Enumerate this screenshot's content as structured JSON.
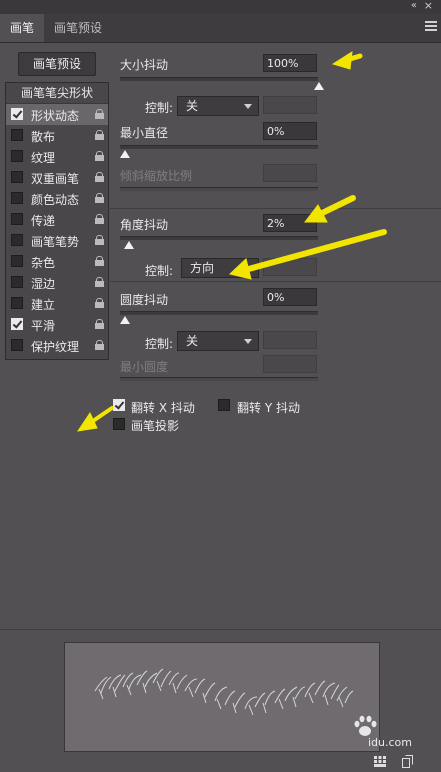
{
  "window": {
    "collapse_glyph": "«",
    "close_glyph": "×"
  },
  "tabs": [
    {
      "label": "画笔",
      "active": true
    },
    {
      "label": "画笔预设",
      "active": false
    }
  ],
  "brush_presets_button": "画笔预设",
  "left_panel": {
    "header": "画笔笔尖形状",
    "items": [
      {
        "label": "形状动态",
        "checked": true,
        "selected": true
      },
      {
        "label": "散布",
        "checked": false
      },
      {
        "label": "纹理",
        "checked": false
      },
      {
        "label": "双重画笔",
        "checked": false
      },
      {
        "label": "颜色动态",
        "checked": false
      },
      {
        "label": "传递",
        "checked": false
      },
      {
        "label": "画笔笔势",
        "checked": false
      },
      {
        "label": "杂色",
        "checked": false
      },
      {
        "label": "湿边",
        "checked": false
      },
      {
        "label": "建立",
        "checked": false
      },
      {
        "label": "平滑",
        "checked": true
      },
      {
        "label": "保护纹理",
        "checked": false
      }
    ]
  },
  "settings": {
    "size_jitter": {
      "label": "大小抖动",
      "value": "100%",
      "slider": 1.0
    },
    "size_control": {
      "label": "控制:",
      "value": "关"
    },
    "min_diameter": {
      "label": "最小直径",
      "value": "0%",
      "slider": 0.0
    },
    "tilt_scale": {
      "label": "倾斜缩放比例"
    },
    "angle_jitter": {
      "label": "角度抖动",
      "value": "2%",
      "slider": 0.02
    },
    "angle_control": {
      "label": "控制:",
      "value": "方向"
    },
    "roundness_jitter": {
      "label": "圆度抖动",
      "value": "0%",
      "slider": 0.0
    },
    "roundness_control": {
      "label": "控制:",
      "value": "关"
    },
    "min_roundness": {
      "label": "最小圆度"
    },
    "flip_x": {
      "label": "翻转 X 抖动",
      "checked": true
    },
    "flip_y": {
      "label": "翻转 Y 抖动",
      "checked": false
    },
    "brush_projection": {
      "label": "画笔投影",
      "checked": false
    }
  },
  "watermark": "idu.com",
  "colors": {
    "panel_bg": "#535053",
    "annotation_arrow": "#f2e600",
    "selected_row": "#6a676a"
  }
}
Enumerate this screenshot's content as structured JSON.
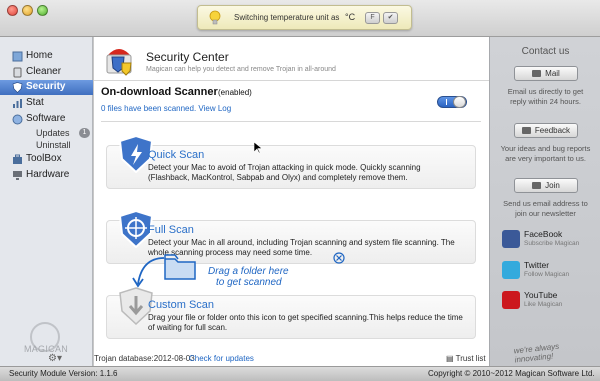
{
  "notification": {
    "text": "Switching temperature unit as",
    "unit": "°C",
    "btn_f": "F",
    "btn_ok": "✔"
  },
  "sidebar": {
    "items": [
      {
        "label": "Home",
        "icon": "home-icon"
      },
      {
        "label": "Cleaner",
        "icon": "cleaner-icon"
      },
      {
        "label": "Security",
        "icon": "security-icon",
        "active": true
      },
      {
        "label": "Stat",
        "icon": "stat-icon"
      },
      {
        "label": "Software",
        "icon": "software-icon"
      },
      {
        "label": "ToolBox",
        "icon": "toolbox-icon"
      },
      {
        "label": "Hardware",
        "icon": "hardware-icon"
      }
    ],
    "subitems": {
      "updates": "Updates",
      "uninstall": "Uninstall"
    },
    "updates_badge": "1",
    "brand": "MAGICAN"
  },
  "header": {
    "title": "Security Center",
    "subtitle": "Magican can help you detect and remove Trojan in all-around"
  },
  "ods": {
    "title": "On-download Scanner",
    "status": "(enabled)",
    "count_text": "0 files have been scanned.",
    "view_log": "View Log",
    "toggle_on": true
  },
  "cards": {
    "quick": {
      "title": "Quick Scan",
      "desc": "Detect your Mac to avoid of Trojan attacking in quick mode. Quickly scanning (Flashback, MacKontrol, Sabpab and Olyx) and completely remove them."
    },
    "full": {
      "title": "Full Scan",
      "desc": "Detect your Mac in all around, including Trojan scanning and system file scanning. The whole scanning process may need some time."
    },
    "custom": {
      "title": "Custom Scan",
      "desc": "Drag your file or folder onto this icon to get specified scanning.This helps reduce the time of waiting for full scan."
    }
  },
  "drag_hint": {
    "line1": "Drag a folder here",
    "line2": "to get scanned"
  },
  "footer": {
    "database": "Trojan database:2012-08-03",
    "check_updates": "Check for updates",
    "trust_list": "Trust list"
  },
  "contact": {
    "title": "Contact us",
    "mail": {
      "label": "Mail",
      "desc": "Email us directly to get reply within 24 hours."
    },
    "feedback": {
      "label": "Feedback",
      "desc": "Your ideas and bug reports are very important to us."
    },
    "join": {
      "label": "Join",
      "desc": "Send us email address to join our newsletter"
    },
    "socials": [
      {
        "name": "FaceBook",
        "sub": "Subscribe Magican",
        "color": "#3b5998"
      },
      {
        "name": "Twitter",
        "sub": "Follow Magican",
        "color": "#33aadd"
      },
      {
        "name": "YouTube",
        "sub": "Like Magican",
        "color": "#cc181e"
      }
    ]
  },
  "tagline": "we're always innovating!",
  "status": {
    "version": "Security Module Version: 1.1.6",
    "copyright": "Copyright © 2010~2012 Magican Software Ltd."
  }
}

+++

● **GIVEN TASK**
Report how many lines of the records above contain the word "around", giving only the number.

● **COMPLETE OUTPUT**
2